## What you are asked to do
Can you copy the records below word for word, leaving out the pictures?

--- Start Data excerpts ---

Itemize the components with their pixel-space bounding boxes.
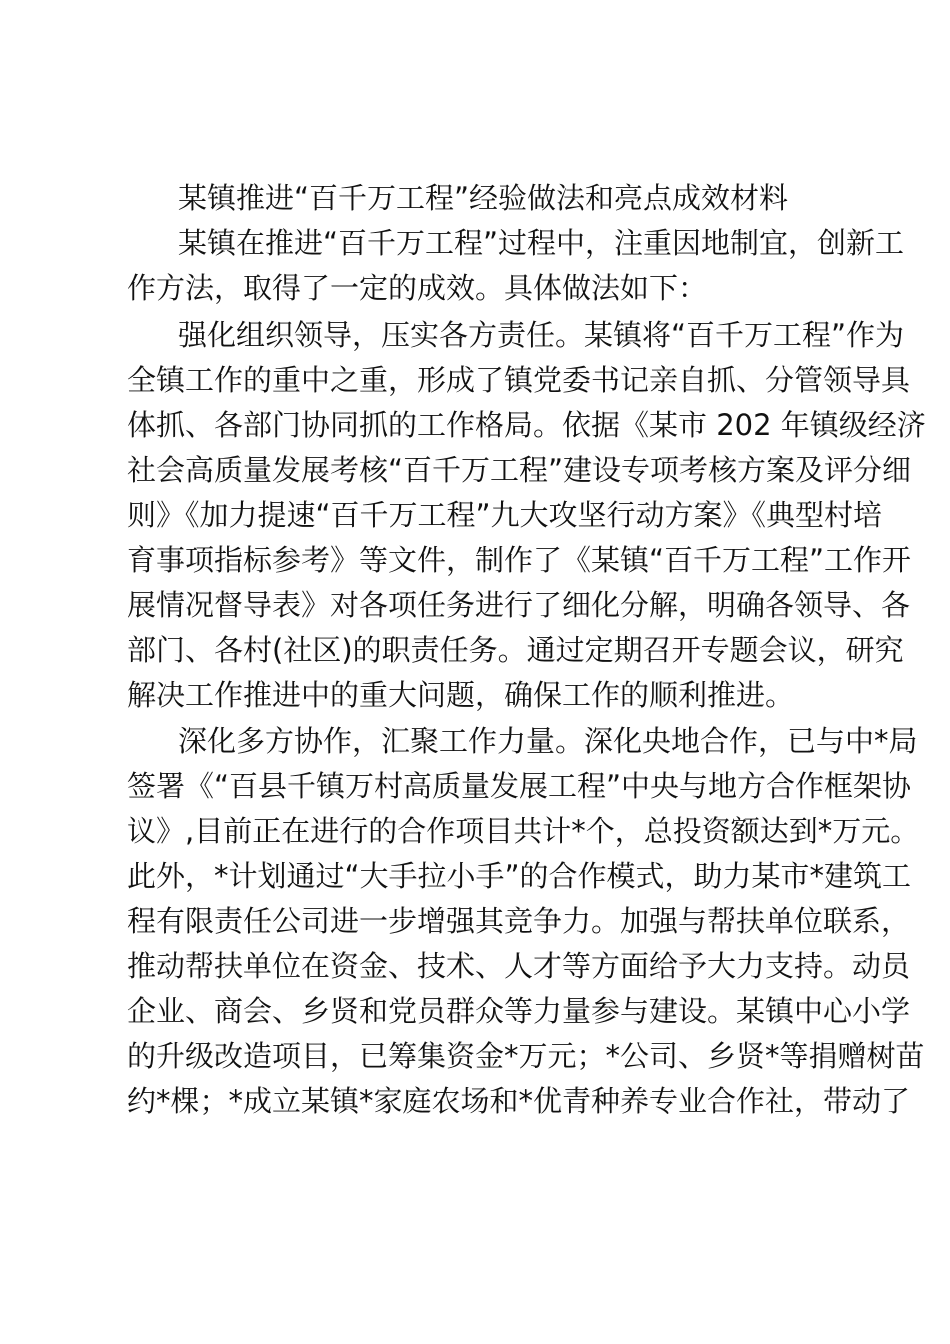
paragraph-line: 育事项指标参考》等文件，制作了《某镇“百千万工程”工作开 (127, 543, 912, 577)
document-title: 某镇推进“百千万工程”经验做法和亮点成效材料 (178, 181, 789, 215)
paragraph-line: 企业、商会、乡贤和党员群众等力量参与建设。某镇中心小学 (127, 994, 911, 1028)
paragraph-line: 展情况督导表》对各项任务进行了细化分解，明确各领导、各 (127, 588, 911, 622)
paragraph-line: 的升级改造项目，已筹集资金*万元；*公司、乡贤*等捐赠树苗 (127, 1039, 925, 1073)
paragraph-line: 体抓、各部门协同抓的工作格局。依据《某市 202 年镇级经济 (127, 408, 926, 442)
paragraph-line: 签署《“百县千镇万村高质量发展工程”中央与地方合作框架协 (127, 769, 912, 803)
paragraph-line: 作方法，取得了一定的成效。具体做法如下： (127, 271, 708, 305)
paragraph-line: 程有限责任公司进一步增强其竞争力。加强与帮扶单位联系， (127, 904, 911, 938)
paragraph-line: 此外，*计划通过“大手拉小手”的合作模式，助力某市*建筑工 (127, 859, 912, 893)
paragraph-line: 部门、各村(社区)的职责任务。通过定期召开专题会议，研究 (127, 633, 904, 667)
paragraph-line: 强化组织领导，压实各方责任。某镇将“百千万工程”作为 (178, 318, 905, 352)
paragraph-line: 则》《加力提速“百千万工程”九大攻坚行动方案》《典型村培 (127, 498, 883, 532)
paragraph-line: 全镇工作的重中之重，形成了镇党委书记亲自抓、分管领导具 (127, 363, 911, 397)
paragraph-line: 解决工作推进中的重大问题，确保工作的顺利推进。 (127, 678, 795, 712)
paragraph-line: 议》,目前正在进行的合作项目共计*个，总投资额达到*万元。 (127, 814, 920, 848)
paragraph-line: 某镇在推进“百千万工程”过程中，注重因地制宜，创新工 (178, 226, 905, 260)
paragraph-line: 约*棵；*成立某镇*家庭农场和*优青种养专业合作社，带动了 (127, 1084, 911, 1118)
paragraph-line: 推动帮扶单位在资金、技术、人才等方面给予大力支持。动员 (127, 949, 911, 983)
paragraph-line: 社会高质量发展考核“百千万工程”建设专项考核方案及评分细 (127, 453, 912, 487)
paragraph-line: 深化多方协作，汇聚工作力量。深化央地合作，已与中*局 (178, 724, 918, 758)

--- End Data excerpts ---

## Worked solution
Itemize the components with their pixel-space bounding boxes.
paragraph-line: 育事项指标参考》等文件，制作了《某镇“百千万工程”工作开 (127, 543, 912, 577)
document-title: 某镇推进“百千万工程”经验做法和亮点成效材料 (178, 181, 789, 215)
paragraph-line: 企业、商会、乡贤和党员群众等力量参与建设。某镇中心小学 (127, 994, 911, 1028)
paragraph-line: 展情况督导表》对各项任务进行了细化分解，明确各领导、各 (127, 588, 911, 622)
paragraph-line: 的升级改造项目，已筹集资金*万元；*公司、乡贤*等捐赠树苗 (127, 1039, 925, 1073)
paragraph-line: 体抓、各部门协同抓的工作格局。依据《某市 202 年镇级经济 (127, 408, 926, 442)
paragraph-line: 签署《“百县千镇万村高质量发展工程”中央与地方合作框架协 (127, 769, 912, 803)
paragraph-line: 作方法，取得了一定的成效。具体做法如下： (127, 271, 708, 305)
paragraph-line: 程有限责任公司进一步增强其竞争力。加强与帮扶单位联系， (127, 904, 911, 938)
paragraph-line: 此外，*计划通过“大手拉小手”的合作模式，助力某市*建筑工 (127, 859, 912, 893)
paragraph-line: 部门、各村(社区)的职责任务。通过定期召开专题会议，研究 (127, 633, 904, 667)
paragraph-line: 强化组织领导，压实各方责任。某镇将“百千万工程”作为 (178, 318, 905, 352)
paragraph-line: 则》《加力提速“百千万工程”九大攻坚行动方案》《典型村培 (127, 498, 883, 532)
paragraph-line: 全镇工作的重中之重，形成了镇党委书记亲自抓、分管领导具 (127, 363, 911, 397)
paragraph-line: 解决工作推进中的重大问题，确保工作的顺利推进。 (127, 678, 795, 712)
paragraph-line: 议》,目前正在进行的合作项目共计*个，总投资额达到*万元。 (127, 814, 920, 848)
paragraph-line: 某镇在推进“百千万工程”过程中，注重因地制宜，创新工 (178, 226, 905, 260)
paragraph-line: 约*棵；*成立某镇*家庭农场和*优青种养专业合作社，带动了 (127, 1084, 911, 1118)
paragraph-line: 推动帮扶单位在资金、技术、人才等方面给予大力支持。动员 (127, 949, 911, 983)
paragraph-line: 社会高质量发展考核“百千万工程”建设专项考核方案及评分细 (127, 453, 912, 487)
paragraph-line: 深化多方协作，汇聚工作力量。深化央地合作，已与中*局 (178, 724, 918, 758)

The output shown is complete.